*Objective*. Are you able to retype all the records below exactly?

*Data rows*.
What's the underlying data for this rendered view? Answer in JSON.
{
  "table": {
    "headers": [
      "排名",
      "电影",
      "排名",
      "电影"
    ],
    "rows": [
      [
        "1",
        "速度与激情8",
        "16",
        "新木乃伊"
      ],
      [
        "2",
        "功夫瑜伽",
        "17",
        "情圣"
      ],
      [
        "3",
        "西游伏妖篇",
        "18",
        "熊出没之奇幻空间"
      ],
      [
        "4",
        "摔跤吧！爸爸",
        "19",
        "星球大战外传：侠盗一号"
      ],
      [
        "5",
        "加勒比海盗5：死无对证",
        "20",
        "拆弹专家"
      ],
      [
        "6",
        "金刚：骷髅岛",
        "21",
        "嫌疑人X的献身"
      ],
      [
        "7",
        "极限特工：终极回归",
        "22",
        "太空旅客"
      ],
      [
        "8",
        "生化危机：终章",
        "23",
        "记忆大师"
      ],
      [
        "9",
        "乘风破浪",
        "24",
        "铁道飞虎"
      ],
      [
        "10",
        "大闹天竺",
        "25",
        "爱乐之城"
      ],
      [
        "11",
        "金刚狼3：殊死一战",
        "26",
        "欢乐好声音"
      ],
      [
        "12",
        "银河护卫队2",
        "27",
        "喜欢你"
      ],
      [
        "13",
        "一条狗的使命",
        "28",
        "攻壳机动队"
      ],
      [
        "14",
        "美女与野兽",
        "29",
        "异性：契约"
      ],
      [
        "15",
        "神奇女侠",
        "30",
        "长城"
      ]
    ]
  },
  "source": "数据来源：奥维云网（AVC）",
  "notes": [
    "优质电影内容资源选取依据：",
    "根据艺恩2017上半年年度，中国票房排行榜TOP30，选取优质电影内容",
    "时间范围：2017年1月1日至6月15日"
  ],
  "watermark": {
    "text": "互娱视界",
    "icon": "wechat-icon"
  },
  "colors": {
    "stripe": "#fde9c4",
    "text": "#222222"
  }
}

*Solved problem*.
What's the underlying data for this rendered view? Answer in JSON.
{
  "table": {
    "headers": [
      "排名",
      "电影",
      "排名",
      "电影"
    ],
    "rows": [
      [
        "1",
        "速度与激情8",
        "16",
        "新木乃伊"
      ],
      [
        "2",
        "功夫瑜伽",
        "17",
        "情圣"
      ],
      [
        "3",
        "西游伏妖篇",
        "18",
        "熊出没之奇幻空间"
      ],
      [
        "4",
        "摔跤吧！爸爸",
        "19",
        "星球大战外传：侠盗一号"
      ],
      [
        "5",
        "加勒比海盗5：死无对证",
        "20",
        "拆弹专家"
      ],
      [
        "6",
        "金刚：骷髅岛",
        "21",
        "嫌疑人X的献身"
      ],
      [
        "7",
        "极限特工：终极回归",
        "22",
        "太空旅客"
      ],
      [
        "8",
        "生化危机：终章",
        "23",
        "记忆大师"
      ],
      [
        "9",
        "乘风破浪",
        "24",
        "铁道飞虎"
      ],
      [
        "10",
        "大闹天竺",
        "25",
        "爱乐之城"
      ],
      [
        "11",
        "金刚狼3：殊死一战",
        "26",
        "欢乐好声音"
      ],
      [
        "12",
        "银河护卫队2",
        "27",
        "喜欢你"
      ],
      [
        "13",
        "一条狗的使命",
        "28",
        "攻壳机动队"
      ],
      [
        "14",
        "美女与野兽",
        "29",
        "异性：契约"
      ],
      [
        "15",
        "神奇女侠",
        "30",
        "长城"
      ]
    ]
  },
  "source": "数据来源：奥维云网（AVC）",
  "notes": [
    "优质电影内容资源选取依据：",
    "根据艺恩2017上半年年度，中国票房排行榜TOP30，选取优质电影内容",
    "时间范围：2017年1月1日至6月15日"
  ],
  "watermark": {
    "text": "互娱视界",
    "icon": "wechat-icon"
  },
  "colors": {
    "stripe": "#fde9c4",
    "text": "#222222"
  }
}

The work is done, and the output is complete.